▶ **Activity**: Gather the lines from the material that contain "title".

▶ **Provided material**:
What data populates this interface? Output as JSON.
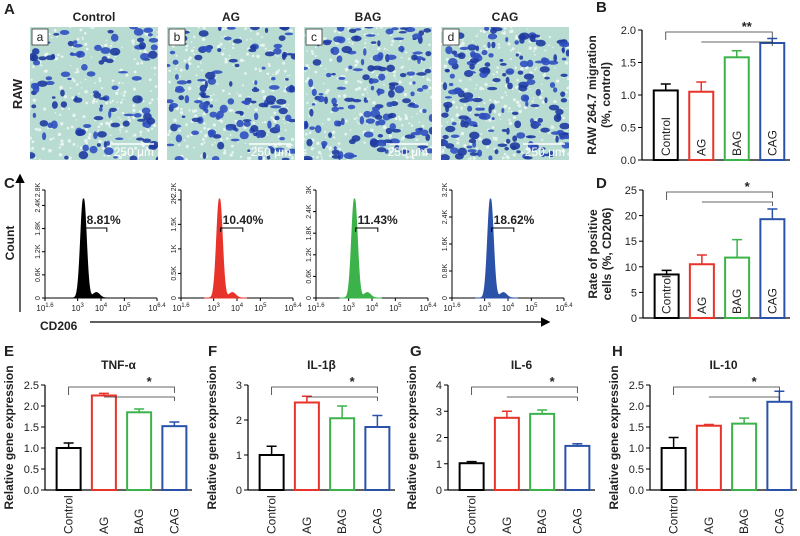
{
  "micrographs": {
    "panel": "A",
    "row_label": "RAW",
    "items": [
      {
        "title": "Control",
        "tag": "a",
        "scale": "250 μm"
      },
      {
        "title": "AG",
        "tag": "b",
        "scale": "250 μm"
      },
      {
        "title": "BAG",
        "tag": "c",
        "scale": "250 μm"
      },
      {
        "title": "CAG",
        "tag": "d",
        "scale": "250 μm"
      }
    ]
  },
  "flow_axes": {
    "panel": "C",
    "ylabel": "Count",
    "xlabel": "CD206"
  },
  "chart_data": [
    {
      "type": "flow",
      "color": "#000000",
      "values": [
        8.81
      ],
      "value_labels": [
        "8.81%"
      ],
      "xlim": [
        1.6,
        6.4
      ],
      "xticks": [
        {
          "value": 1.6,
          "label": "10"
        },
        {
          "value": 3,
          "label": "10"
        },
        {
          "value": 4,
          "label": "10"
        },
        {
          "value": 5,
          "label": "10"
        },
        {
          "value": 6.4,
          "label": "10"
        }
      ],
      "ylim": [
        0,
        2800
      ],
      "yticks": [
        0,
        {
          "value": 600,
          "label": "0.6K"
        },
        {
          "value": 1200,
          "label": "1.2K"
        },
        {
          "value": 1800,
          "label": "1.8K"
        },
        {
          "value": 2400,
          "label": "2.4K"
        },
        {
          "value": 2800,
          "label": "2.8K"
        }
      ]
    },
    {
      "type": "flow",
      "color": "#e8332a",
      "values": [
        10.4
      ],
      "value_labels": [
        "10.40%"
      ],
      "xlim": [
        1.6,
        6.4
      ],
      "xticks": [
        {
          "value": 1.6,
          "label": "10"
        },
        {
          "value": 3,
          "label": "10"
        },
        {
          "value": 4,
          "label": "10"
        },
        {
          "value": 5,
          "label": "10"
        },
        {
          "value": 6.4,
          "label": "10"
        }
      ],
      "ylim": [
        0,
        2200
      ],
      "yticks": [
        0,
        {
          "value": 500,
          "label": "0.5K"
        },
        {
          "value": 1000,
          "label": "1K"
        },
        {
          "value": 1500,
          "label": "1.5K"
        },
        {
          "value": 2000,
          "label": "2K"
        },
        {
          "value": 2200,
          "label": "2.2K"
        }
      ]
    },
    {
      "type": "flow",
      "color": "#3cb34a",
      "values": [
        11.43
      ],
      "value_labels": [
        "11.43%"
      ],
      "xlim": [
        1.6,
        6.4
      ],
      "xticks": [
        {
          "value": 1.6,
          "label": "10"
        },
        {
          "value": 3,
          "label": "10"
        },
        {
          "value": 4,
          "label": "10"
        },
        {
          "value": 5,
          "label": "10"
        },
        {
          "value": 6.4,
          "label": "10"
        }
      ],
      "ylim": [
        0,
        3000
      ],
      "yticks": [
        0,
        {
          "value": 600,
          "label": "0.6K"
        },
        {
          "value": 1200,
          "label": "1.2K"
        },
        {
          "value": 1800,
          "label": "1.8K"
        },
        {
          "value": 2400,
          "label": "2.4K"
        },
        {
          "value": 3000,
          "label": "3K"
        }
      ]
    },
    {
      "type": "flow",
      "color": "#2a52a8",
      "values": [
        18.62
      ],
      "value_labels": [
        "18.62%"
      ],
      "xlim": [
        1.6,
        6.4
      ],
      "xticks": [
        {
          "value": 1.6,
          "label": "10"
        },
        {
          "value": 3,
          "label": "10"
        },
        {
          "value": 4,
          "label": "10"
        },
        {
          "value": 5,
          "label": "10"
        },
        {
          "value": 6.4,
          "label": "10"
        }
      ],
      "ylim": [
        0,
        3200
      ],
      "yticks": [
        0,
        {
          "value": 800,
          "label": "0.8K"
        },
        {
          "value": 1600,
          "label": "1.6K"
        },
        {
          "value": 2400,
          "label": "2.4K"
        },
        {
          "value": 3200,
          "label": "3.2K"
        }
      ]
    },
    {
      "type": "bar",
      "panel": "B",
      "ylabel": [
        "RAW 264.7 migration",
        "(%, control)"
      ],
      "significance": "**",
      "categories": [
        "Control",
        "AG",
        "BAG",
        "CAG"
      ],
      "values": [
        1.07,
        1.05,
        1.58,
        1.8
      ],
      "errors": [
        0.1,
        0.15,
        0.1,
        0.07
      ],
      "colors": [
        "#000000",
        "#e8332a",
        "#3cb34a",
        "#2a52a8"
      ],
      "ylim": [
        0,
        2.0
      ],
      "yticks": [
        {
          "value": 0,
          "label": "0.0"
        },
        0.5,
        {
          "value": 1,
          "label": "1.0"
        },
        1.5,
        {
          "value": 2,
          "label": "2.0"
        }
      ]
    },
    {
      "type": "bar",
      "panel": "D",
      "ylabel": [
        "Rate of positive",
        "cells (%, CD206)"
      ],
      "significance": "*",
      "categories": [
        "Control",
        "AG",
        "BAG",
        "CAG"
      ],
      "values": [
        8.5,
        10.5,
        11.8,
        19.3
      ],
      "errors": [
        0.8,
        1.8,
        3.5,
        2
      ],
      "colors": [
        "#000000",
        "#e8332a",
        "#3cb34a",
        "#2a52a8"
      ],
      "ylim": [
        0,
        25
      ],
      "yticks": [
        0,
        5,
        10,
        15,
        20,
        25
      ]
    },
    {
      "type": "bar",
      "panel": "E",
      "title": "TNF-α",
      "ylabel": [
        "Relative gene expression"
      ],
      "significance": "*",
      "categories": [
        "Control",
        "AG",
        "BAG",
        "CAG"
      ],
      "values": [
        1.0,
        2.25,
        1.85,
        1.52
      ],
      "errors": [
        0.12,
        0.05,
        0.08,
        0.1
      ],
      "colors": [
        "#000000",
        "#e8332a",
        "#3cb34a",
        "#2a52a8"
      ],
      "ylim": [
        0,
        2.5
      ],
      "yticks": [
        {
          "value": 0,
          "label": "0.0"
        },
        0.5,
        {
          "value": 1,
          "label": "1.0"
        },
        1.5,
        {
          "value": 2,
          "label": "2.0"
        },
        2.5
      ]
    },
    {
      "type": "bar",
      "panel": "F",
      "title": "IL-1β",
      "ylabel": [
        "Relative gene expression"
      ],
      "significance": "*",
      "categories": [
        "Control",
        "AG",
        "BAG",
        "CAG"
      ],
      "values": [
        1.0,
        2.5,
        2.05,
        1.8
      ],
      "errors": [
        0.25,
        0.18,
        0.35,
        0.33
      ],
      "colors": [
        "#000000",
        "#e8332a",
        "#3cb34a",
        "#2a52a8"
      ],
      "ylim": [
        0,
        3
      ],
      "yticks": [
        0,
        1,
        2,
        3
      ]
    },
    {
      "type": "bar",
      "panel": "G",
      "title": "IL-6",
      "ylabel": [
        "Relative gene expression"
      ],
      "significance": "*",
      "categories": [
        "Control",
        "AG",
        "BAG",
        "CAG"
      ],
      "values": [
        1.02,
        2.75,
        2.9,
        1.68
      ],
      "errors": [
        0.06,
        0.25,
        0.15,
        0.08
      ],
      "colors": [
        "#000000",
        "#e8332a",
        "#3cb34a",
        "#2a52a8"
      ],
      "ylim": [
        0,
        4
      ],
      "yticks": [
        0,
        1,
        2,
        3,
        4
      ]
    },
    {
      "type": "bar",
      "panel": "H",
      "title": "IL-10",
      "ylabel": [
        "Relative gene expression"
      ],
      "significance": "*",
      "categories": [
        "Control",
        "AG",
        "BAG",
        "CAG"
      ],
      "values": [
        1.0,
        1.53,
        1.58,
        2.1
      ],
      "errors": [
        0.25,
        0.03,
        0.13,
        0.25
      ],
      "colors": [
        "#000000",
        "#e8332a",
        "#3cb34a",
        "#2a52a8"
      ],
      "ylim": [
        0,
        2.5
      ],
      "yticks": [
        {
          "value": 0,
          "label": "0.0"
        },
        0.5,
        {
          "value": 1,
          "label": "1.0"
        },
        1.5,
        {
          "value": 2,
          "label": "2.0"
        },
        2.5
      ]
    }
  ]
}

▶ **Written answer**:
        "title": "Control",
        "title": "AG",
        "title": "BAG",
        "title": "CAG",
      "title": "TNF-α",
      "title": "IL-1β",
      "title": "IL-6",
      "title": "IL-10",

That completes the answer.